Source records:
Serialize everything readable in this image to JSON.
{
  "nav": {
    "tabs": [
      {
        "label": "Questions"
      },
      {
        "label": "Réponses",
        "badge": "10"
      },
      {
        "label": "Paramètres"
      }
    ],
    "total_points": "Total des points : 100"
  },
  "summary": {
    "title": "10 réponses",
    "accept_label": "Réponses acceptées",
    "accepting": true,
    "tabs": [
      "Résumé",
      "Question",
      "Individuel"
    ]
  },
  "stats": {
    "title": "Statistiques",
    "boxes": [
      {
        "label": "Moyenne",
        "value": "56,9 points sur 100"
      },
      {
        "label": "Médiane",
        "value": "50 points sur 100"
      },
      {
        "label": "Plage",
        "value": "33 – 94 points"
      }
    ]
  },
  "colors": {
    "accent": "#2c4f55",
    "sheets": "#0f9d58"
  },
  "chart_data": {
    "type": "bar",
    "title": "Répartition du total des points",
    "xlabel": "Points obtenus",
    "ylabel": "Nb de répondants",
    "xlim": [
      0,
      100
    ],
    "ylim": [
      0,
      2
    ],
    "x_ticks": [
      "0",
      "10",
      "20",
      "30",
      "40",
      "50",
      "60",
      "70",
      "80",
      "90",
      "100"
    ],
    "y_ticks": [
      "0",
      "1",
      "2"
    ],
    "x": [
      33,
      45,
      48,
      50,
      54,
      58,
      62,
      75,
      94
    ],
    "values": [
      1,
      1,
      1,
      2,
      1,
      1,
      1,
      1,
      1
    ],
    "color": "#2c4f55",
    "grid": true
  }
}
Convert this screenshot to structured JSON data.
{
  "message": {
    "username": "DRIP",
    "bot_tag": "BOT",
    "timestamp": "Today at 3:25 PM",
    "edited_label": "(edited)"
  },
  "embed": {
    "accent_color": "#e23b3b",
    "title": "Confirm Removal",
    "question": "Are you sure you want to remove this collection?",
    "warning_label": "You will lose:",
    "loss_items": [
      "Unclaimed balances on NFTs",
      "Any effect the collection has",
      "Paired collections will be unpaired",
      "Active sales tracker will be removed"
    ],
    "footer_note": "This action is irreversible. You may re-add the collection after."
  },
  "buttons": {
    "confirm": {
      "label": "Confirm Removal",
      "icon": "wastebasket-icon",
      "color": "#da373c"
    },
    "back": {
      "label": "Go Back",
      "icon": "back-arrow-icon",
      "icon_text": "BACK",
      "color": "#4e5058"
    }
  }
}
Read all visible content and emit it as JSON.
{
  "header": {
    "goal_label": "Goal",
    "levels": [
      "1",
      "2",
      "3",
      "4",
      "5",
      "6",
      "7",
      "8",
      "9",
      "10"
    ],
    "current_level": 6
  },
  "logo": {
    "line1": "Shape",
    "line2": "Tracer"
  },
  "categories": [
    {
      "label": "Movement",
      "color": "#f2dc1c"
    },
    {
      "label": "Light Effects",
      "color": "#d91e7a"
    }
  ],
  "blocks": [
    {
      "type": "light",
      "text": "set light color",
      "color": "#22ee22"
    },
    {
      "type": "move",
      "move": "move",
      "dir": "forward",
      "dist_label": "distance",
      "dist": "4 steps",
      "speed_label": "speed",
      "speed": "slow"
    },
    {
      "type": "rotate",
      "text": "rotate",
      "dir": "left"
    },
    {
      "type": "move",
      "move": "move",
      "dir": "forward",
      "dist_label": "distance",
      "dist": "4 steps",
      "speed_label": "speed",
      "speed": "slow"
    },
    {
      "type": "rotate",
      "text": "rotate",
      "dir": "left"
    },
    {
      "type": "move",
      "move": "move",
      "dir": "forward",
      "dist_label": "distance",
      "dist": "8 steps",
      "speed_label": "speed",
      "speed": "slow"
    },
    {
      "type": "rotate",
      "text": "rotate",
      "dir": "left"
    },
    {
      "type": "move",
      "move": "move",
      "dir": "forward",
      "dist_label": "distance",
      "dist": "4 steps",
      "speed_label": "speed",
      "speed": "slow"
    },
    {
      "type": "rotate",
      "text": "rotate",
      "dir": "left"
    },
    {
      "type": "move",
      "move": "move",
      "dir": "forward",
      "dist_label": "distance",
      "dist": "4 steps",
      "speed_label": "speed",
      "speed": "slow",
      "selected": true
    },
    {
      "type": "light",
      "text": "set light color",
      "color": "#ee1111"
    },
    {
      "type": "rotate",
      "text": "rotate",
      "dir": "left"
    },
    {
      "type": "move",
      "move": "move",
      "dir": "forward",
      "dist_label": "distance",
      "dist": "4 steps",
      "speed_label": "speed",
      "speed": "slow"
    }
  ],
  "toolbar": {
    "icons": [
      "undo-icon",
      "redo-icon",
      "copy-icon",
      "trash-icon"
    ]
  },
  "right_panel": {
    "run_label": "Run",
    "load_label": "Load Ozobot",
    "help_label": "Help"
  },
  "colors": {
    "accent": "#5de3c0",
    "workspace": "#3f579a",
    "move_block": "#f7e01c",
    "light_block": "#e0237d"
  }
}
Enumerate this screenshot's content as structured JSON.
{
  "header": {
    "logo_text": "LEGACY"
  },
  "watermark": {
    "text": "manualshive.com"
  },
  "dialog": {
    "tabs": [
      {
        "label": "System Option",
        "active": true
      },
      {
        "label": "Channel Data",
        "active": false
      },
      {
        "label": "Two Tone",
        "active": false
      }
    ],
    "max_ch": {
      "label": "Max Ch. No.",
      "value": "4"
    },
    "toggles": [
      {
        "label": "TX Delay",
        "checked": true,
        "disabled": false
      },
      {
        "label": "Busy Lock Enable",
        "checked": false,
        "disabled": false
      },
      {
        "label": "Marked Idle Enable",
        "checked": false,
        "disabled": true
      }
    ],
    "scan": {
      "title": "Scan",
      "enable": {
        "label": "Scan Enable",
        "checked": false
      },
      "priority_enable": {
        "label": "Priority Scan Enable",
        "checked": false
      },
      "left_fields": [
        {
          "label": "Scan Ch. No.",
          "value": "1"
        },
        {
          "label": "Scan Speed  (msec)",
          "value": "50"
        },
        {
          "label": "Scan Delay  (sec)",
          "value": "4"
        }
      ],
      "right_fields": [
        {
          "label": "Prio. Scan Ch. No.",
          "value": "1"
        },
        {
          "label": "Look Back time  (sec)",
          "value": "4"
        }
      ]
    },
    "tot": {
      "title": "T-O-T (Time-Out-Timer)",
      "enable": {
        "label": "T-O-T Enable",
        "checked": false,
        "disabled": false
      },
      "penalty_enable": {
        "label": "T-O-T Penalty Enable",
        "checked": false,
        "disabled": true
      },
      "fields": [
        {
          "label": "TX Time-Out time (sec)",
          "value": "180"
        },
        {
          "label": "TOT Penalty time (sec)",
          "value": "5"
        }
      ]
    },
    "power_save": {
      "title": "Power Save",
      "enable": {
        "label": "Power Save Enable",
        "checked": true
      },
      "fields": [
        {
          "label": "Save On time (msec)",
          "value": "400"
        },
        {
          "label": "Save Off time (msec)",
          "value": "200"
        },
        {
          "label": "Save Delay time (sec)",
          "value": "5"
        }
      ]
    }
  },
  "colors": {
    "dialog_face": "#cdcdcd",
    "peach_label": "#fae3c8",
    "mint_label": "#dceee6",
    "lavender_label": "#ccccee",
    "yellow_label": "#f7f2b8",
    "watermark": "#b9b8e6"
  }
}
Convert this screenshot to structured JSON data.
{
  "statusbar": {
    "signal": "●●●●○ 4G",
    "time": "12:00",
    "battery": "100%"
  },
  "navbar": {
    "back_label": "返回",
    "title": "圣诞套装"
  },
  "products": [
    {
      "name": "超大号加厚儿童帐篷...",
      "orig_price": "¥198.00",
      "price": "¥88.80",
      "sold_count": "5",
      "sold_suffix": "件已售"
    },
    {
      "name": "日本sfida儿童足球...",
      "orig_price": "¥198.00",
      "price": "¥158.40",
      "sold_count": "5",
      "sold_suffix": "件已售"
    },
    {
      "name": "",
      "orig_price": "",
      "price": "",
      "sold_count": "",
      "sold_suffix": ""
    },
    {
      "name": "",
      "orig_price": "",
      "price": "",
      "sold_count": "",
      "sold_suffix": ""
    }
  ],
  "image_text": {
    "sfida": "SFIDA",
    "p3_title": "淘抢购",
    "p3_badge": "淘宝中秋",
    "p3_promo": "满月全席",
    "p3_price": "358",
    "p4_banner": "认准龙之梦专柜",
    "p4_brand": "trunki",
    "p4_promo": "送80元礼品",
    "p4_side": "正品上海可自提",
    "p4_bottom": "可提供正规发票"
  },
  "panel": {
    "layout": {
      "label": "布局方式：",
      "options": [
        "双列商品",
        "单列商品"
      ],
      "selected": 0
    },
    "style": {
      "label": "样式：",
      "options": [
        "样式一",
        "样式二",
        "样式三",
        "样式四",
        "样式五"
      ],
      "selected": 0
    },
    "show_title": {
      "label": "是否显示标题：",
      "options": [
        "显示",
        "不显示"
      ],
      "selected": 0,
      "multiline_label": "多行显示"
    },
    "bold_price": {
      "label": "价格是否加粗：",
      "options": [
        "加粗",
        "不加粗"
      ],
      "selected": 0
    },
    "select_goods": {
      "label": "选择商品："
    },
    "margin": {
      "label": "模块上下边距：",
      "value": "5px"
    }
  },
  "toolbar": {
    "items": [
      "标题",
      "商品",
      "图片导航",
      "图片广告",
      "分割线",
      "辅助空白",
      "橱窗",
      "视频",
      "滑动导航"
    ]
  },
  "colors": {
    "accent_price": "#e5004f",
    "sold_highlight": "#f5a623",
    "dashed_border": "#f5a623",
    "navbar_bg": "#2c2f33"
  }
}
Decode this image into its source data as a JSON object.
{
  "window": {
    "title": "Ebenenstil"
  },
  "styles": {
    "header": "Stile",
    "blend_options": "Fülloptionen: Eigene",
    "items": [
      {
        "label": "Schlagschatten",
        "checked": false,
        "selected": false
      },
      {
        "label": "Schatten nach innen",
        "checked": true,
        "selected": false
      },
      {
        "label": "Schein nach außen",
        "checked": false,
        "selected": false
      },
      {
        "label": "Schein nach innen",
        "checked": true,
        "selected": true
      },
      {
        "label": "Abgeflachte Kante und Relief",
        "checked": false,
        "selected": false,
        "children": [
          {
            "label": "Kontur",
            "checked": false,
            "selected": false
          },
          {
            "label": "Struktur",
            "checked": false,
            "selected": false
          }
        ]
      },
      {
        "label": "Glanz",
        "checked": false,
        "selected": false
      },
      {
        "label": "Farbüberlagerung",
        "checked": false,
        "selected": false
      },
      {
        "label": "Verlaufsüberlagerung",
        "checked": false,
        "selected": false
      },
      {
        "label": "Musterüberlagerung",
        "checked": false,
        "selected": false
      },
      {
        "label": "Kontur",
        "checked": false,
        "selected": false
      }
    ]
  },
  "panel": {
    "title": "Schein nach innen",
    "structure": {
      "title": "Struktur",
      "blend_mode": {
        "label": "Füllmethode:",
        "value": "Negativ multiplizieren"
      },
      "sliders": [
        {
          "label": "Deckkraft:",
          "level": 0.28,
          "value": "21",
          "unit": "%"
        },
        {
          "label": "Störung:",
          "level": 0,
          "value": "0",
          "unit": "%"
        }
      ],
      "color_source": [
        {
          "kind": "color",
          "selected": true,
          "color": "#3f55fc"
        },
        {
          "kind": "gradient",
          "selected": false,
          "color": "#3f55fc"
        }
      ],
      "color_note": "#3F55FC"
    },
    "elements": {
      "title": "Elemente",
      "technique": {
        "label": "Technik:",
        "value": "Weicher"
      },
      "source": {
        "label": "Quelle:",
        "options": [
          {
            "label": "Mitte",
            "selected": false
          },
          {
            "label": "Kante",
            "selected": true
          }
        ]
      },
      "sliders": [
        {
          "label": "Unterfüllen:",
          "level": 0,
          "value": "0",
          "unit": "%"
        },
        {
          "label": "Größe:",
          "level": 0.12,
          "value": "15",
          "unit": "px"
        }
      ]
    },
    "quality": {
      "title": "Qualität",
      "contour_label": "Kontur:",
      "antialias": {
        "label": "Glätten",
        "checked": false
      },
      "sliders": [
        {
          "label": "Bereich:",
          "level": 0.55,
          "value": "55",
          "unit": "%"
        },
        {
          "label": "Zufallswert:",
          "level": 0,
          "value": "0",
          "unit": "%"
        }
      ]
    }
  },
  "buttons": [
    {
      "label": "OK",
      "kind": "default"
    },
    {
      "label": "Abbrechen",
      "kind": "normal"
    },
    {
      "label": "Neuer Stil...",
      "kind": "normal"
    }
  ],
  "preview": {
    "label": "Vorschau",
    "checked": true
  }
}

Stated exercise: Look over the listing above. Pick out and copy every line that includes "Kontur".

Completed task:
            "label": "Kontur",
        "label": "Kontur",
      "contour_label": "Kontur:",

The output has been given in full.